__WHAT IS BEING ASKED__: Report how many lines contain "keyboard", with no other words.

__INFORMATION SHOWN__:

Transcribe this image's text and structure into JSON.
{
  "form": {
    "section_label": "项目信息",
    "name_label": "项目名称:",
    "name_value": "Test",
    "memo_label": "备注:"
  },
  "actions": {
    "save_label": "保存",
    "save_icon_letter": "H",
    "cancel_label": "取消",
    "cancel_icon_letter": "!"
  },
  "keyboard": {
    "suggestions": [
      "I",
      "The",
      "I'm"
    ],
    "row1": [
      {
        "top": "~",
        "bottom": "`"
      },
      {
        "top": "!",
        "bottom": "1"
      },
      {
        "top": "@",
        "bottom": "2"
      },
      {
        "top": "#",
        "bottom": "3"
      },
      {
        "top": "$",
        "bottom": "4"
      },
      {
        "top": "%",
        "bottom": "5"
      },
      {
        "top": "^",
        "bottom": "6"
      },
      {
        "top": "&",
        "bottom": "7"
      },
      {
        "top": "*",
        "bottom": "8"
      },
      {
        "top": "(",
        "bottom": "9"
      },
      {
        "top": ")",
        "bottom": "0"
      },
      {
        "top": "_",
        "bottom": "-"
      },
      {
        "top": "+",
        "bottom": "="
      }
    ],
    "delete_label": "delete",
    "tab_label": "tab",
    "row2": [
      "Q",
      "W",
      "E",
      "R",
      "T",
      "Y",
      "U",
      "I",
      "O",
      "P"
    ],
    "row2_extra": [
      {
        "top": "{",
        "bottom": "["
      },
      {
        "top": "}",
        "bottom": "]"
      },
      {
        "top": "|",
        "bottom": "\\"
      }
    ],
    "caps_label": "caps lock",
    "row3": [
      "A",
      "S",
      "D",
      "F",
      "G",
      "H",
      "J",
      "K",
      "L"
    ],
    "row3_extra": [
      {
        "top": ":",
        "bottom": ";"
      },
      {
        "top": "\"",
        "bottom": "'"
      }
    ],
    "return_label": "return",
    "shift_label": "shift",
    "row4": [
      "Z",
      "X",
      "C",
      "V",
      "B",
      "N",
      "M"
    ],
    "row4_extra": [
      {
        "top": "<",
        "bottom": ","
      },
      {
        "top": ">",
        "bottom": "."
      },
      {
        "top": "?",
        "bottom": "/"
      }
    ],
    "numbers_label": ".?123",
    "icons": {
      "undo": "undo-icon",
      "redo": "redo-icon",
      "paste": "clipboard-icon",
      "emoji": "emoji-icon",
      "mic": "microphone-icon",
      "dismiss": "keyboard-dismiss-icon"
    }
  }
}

__RESULT OF THIS TASK__: 2